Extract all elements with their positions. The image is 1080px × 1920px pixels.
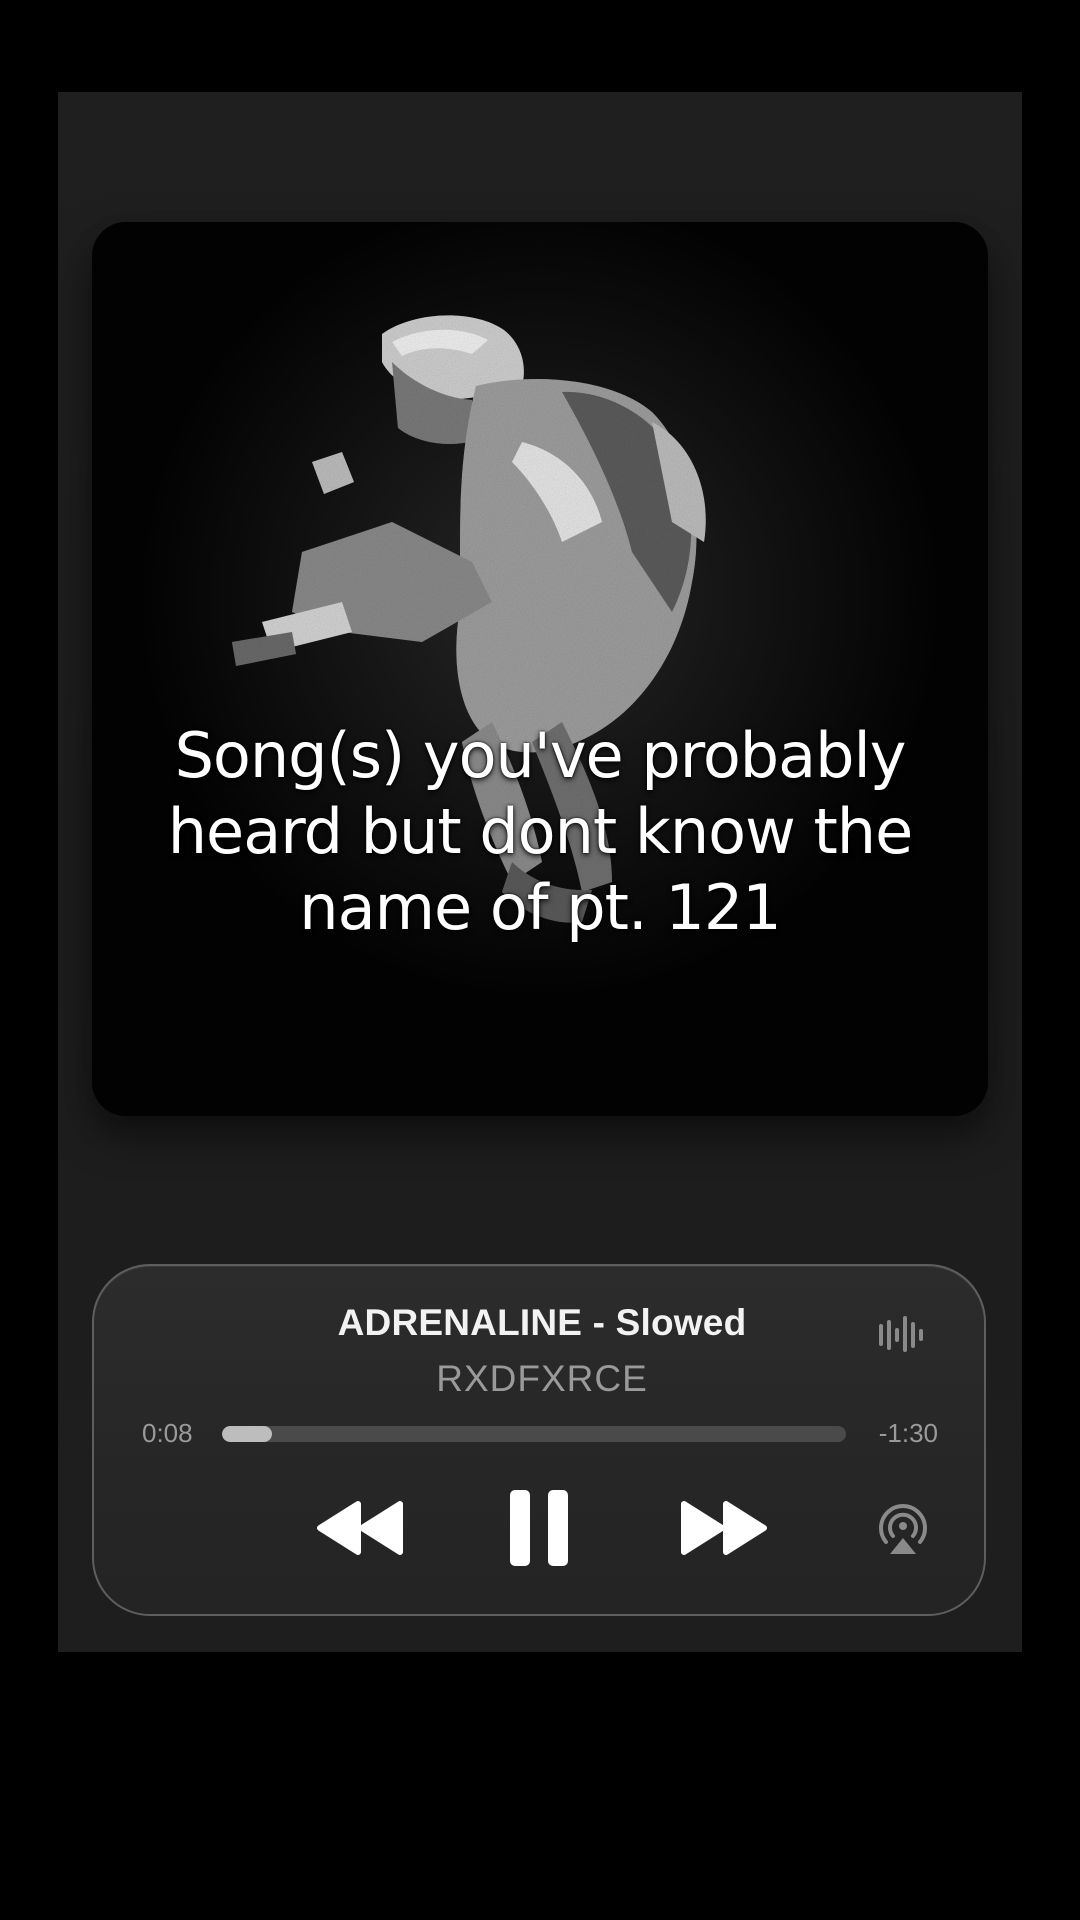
- airplay-button[interactable]: [876, 1502, 930, 1556]
- caption-line: name of pt. 121: [299, 871, 781, 944]
- fast-forward-button[interactable]: [680, 1500, 768, 1556]
- caption-line: Song(s) you've probably: [174, 719, 907, 792]
- now-playing-card: ADRENALINE - Slowed RXDFXRCE 0:08 -1:30: [92, 1264, 986, 1616]
- pause-button[interactable]: [508, 1488, 570, 1568]
- rewind-button[interactable]: [316, 1500, 404, 1556]
- track-artist[interactable]: RXDFXRCE: [94, 1358, 990, 1400]
- pause-icon: [510, 1490, 568, 1566]
- rewind-icon: [317, 1501, 403, 1555]
- screen: Song(s) you've probably heard but dont k…: [0, 0, 1080, 1920]
- album-artwork: [92, 222, 988, 1116]
- caption-line: heard but dont know the: [167, 795, 913, 868]
- remaining-time: -1:30: [878, 1418, 938, 1448]
- track-title: ADRENALINE - Slowed: [337, 1302, 747, 1343]
- progress-bar[interactable]: [222, 1426, 846, 1442]
- video-caption: Song(s) you've probably heard but dont k…: [92, 718, 988, 946]
- fast-forward-icon: [681, 1501, 767, 1555]
- elapsed-time: 0:08: [142, 1418, 193, 1448]
- airplay-icon: [879, 1504, 927, 1554]
- progress-fill: [222, 1426, 272, 1442]
- soldier-artwork-image: [92, 222, 988, 1116]
- waveform-icon[interactable]: [878, 1314, 928, 1354]
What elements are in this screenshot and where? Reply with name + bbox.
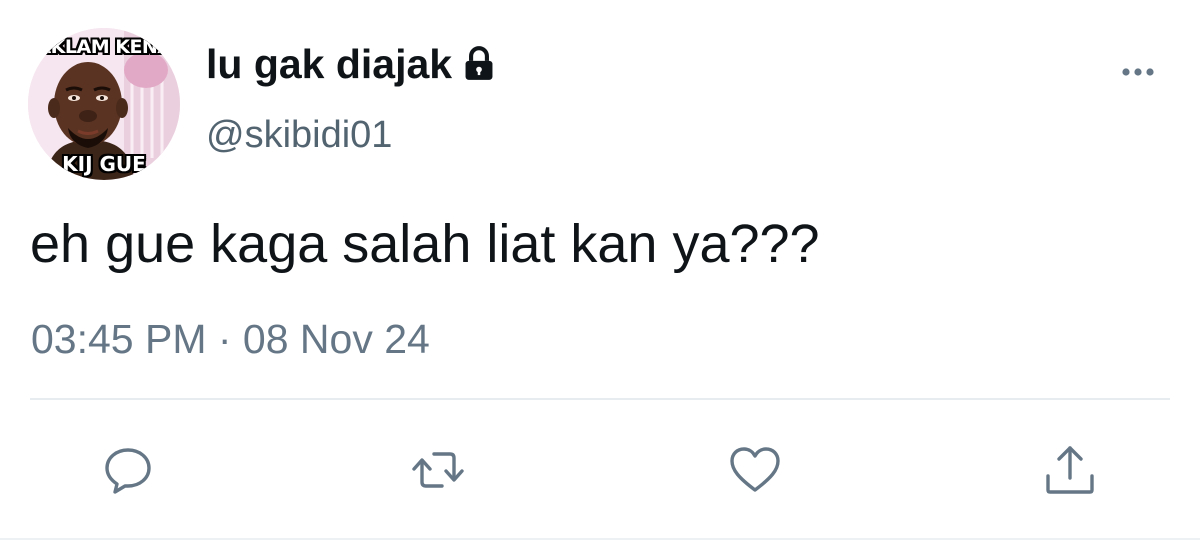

### SET EXERCISE
Copy every line of the data above word for word, leaving out the pictures.

### TASK OUTPUT
Extract all elements with their positions. The image is 1080px × 1920px pixels.
- airplay-button[interactable]: [876, 1502, 930, 1556]
- caption-line: name of pt. 121: [299, 871, 781, 944]
- fast-forward-button[interactable]: [680, 1500, 768, 1556]
- caption-line: Song(s) you've probably: [174, 719, 907, 792]
- now-playing-card: ADRENALINE - Slowed RXDFXRCE 0:08 -1:30: [92, 1264, 986, 1616]
- pause-button[interactable]: [508, 1488, 570, 1568]
- rewind-button[interactable]: [316, 1500, 404, 1556]
- track-artist[interactable]: RXDFXRCE: [94, 1358, 990, 1400]
- pause-icon: [510, 1490, 568, 1566]
- rewind-icon: [317, 1501, 403, 1555]
- screen: Song(s) you've probably heard but dont k…: [0, 0, 1080, 1920]
- album-artwork: [92, 222, 988, 1116]
- caption-line: heard but dont know the: [167, 795, 913, 868]
- remaining-time: -1:30: [878, 1418, 938, 1448]
- track-title: ADRENALINE - Slowed: [337, 1302, 747, 1343]
- progress-bar[interactable]: [222, 1426, 846, 1442]
- video-caption: Song(s) you've probably heard but dont k…: [92, 718, 988, 946]
- fast-forward-icon: [681, 1501, 767, 1555]
- elapsed-time: 0:08: [142, 1418, 193, 1448]
- airplay-icon: [879, 1504, 927, 1554]
- progress-fill: [222, 1426, 272, 1442]
- soldier-artwork-image: [92, 222, 988, 1116]
- waveform-icon[interactable]: [878, 1314, 928, 1354]
What elements are in this screenshot and where? Reply with name + bbox.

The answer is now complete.